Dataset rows
###
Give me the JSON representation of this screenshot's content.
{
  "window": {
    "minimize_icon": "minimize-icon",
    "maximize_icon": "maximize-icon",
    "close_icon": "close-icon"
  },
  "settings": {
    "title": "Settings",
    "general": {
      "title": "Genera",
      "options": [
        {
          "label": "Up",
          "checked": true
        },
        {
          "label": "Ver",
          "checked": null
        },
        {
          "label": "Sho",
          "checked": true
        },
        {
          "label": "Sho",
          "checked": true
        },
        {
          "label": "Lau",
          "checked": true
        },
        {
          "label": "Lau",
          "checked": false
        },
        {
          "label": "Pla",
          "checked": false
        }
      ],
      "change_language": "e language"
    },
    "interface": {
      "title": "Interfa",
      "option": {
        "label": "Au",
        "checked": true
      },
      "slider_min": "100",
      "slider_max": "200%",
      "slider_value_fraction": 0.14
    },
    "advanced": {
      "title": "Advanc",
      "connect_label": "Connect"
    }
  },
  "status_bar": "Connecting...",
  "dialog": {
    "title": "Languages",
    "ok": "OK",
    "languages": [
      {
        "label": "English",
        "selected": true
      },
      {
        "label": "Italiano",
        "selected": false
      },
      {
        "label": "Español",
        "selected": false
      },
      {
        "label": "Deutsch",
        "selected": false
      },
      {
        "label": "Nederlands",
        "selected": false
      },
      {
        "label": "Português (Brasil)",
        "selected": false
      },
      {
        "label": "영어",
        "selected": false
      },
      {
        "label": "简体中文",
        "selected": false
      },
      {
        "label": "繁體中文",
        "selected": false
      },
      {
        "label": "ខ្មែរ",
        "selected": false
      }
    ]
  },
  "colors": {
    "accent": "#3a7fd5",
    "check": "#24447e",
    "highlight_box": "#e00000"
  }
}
###
Send back each record exactly as it stands.

Give me the JSON representation of this screenshot's content.
{
  "window": {
    "minimize_icon": "minimize-icon",
    "maximize_icon": "maximize-icon",
    "close_icon": "close-icon"
  },
  "settings": {
    "title": "Settings",
    "general": {
      "title": "Genera",
      "options": [
        {
          "label": "Up",
          "checked": true
        },
        {
          "label": "Ver",
          "checked": null
        },
        {
          "label": "Sho",
          "checked": true
        },
        {
          "label": "Sho",
          "checked": true
        },
        {
          "label": "Lau",
          "checked": true
        },
        {
          "label": "Lau",
          "checked": false
        },
        {
          "label": "Pla",
          "checked": false
        }
      ],
      "change_language": "e language"
    },
    "interface": {
      "title": "Interfa",
      "option": {
        "label": "Au",
        "checked": true
      },
      "slider_min": "100",
      "slider_max": "200%",
      "slider_value_fraction": 0.14
    },
    "advanced": {
      "title": "Advanc",
      "connect_label": "Connect"
    }
  },
  "status_bar": "Connecting...",
  "dialog": {
    "title": "Languages",
    "ok": "OK",
    "languages": [
      {
        "label": "English",
        "selected": true
      },
      {
        "label": "Italiano",
        "selected": false
      },
      {
        "label": "Español",
        "selected": false
      },
      {
        "label": "Deutsch",
        "selected": false
      },
      {
        "label": "Nederlands",
        "selected": false
      },
      {
        "label": "Português (Brasil)",
        "selected": false
      },
      {
        "label": "영어",
        "selected": false
      },
      {
        "label": "简体中文",
        "selected": false
      },
      {
        "label": "繁體中文",
        "selected": false
      },
      {
        "label": "ខ្មែរ",
        "selected": false
      }
    ]
  },
  "colors": {
    "accent": "#3a7fd5",
    "check": "#24447e",
    "highlight_box": "#e00000"
  }
}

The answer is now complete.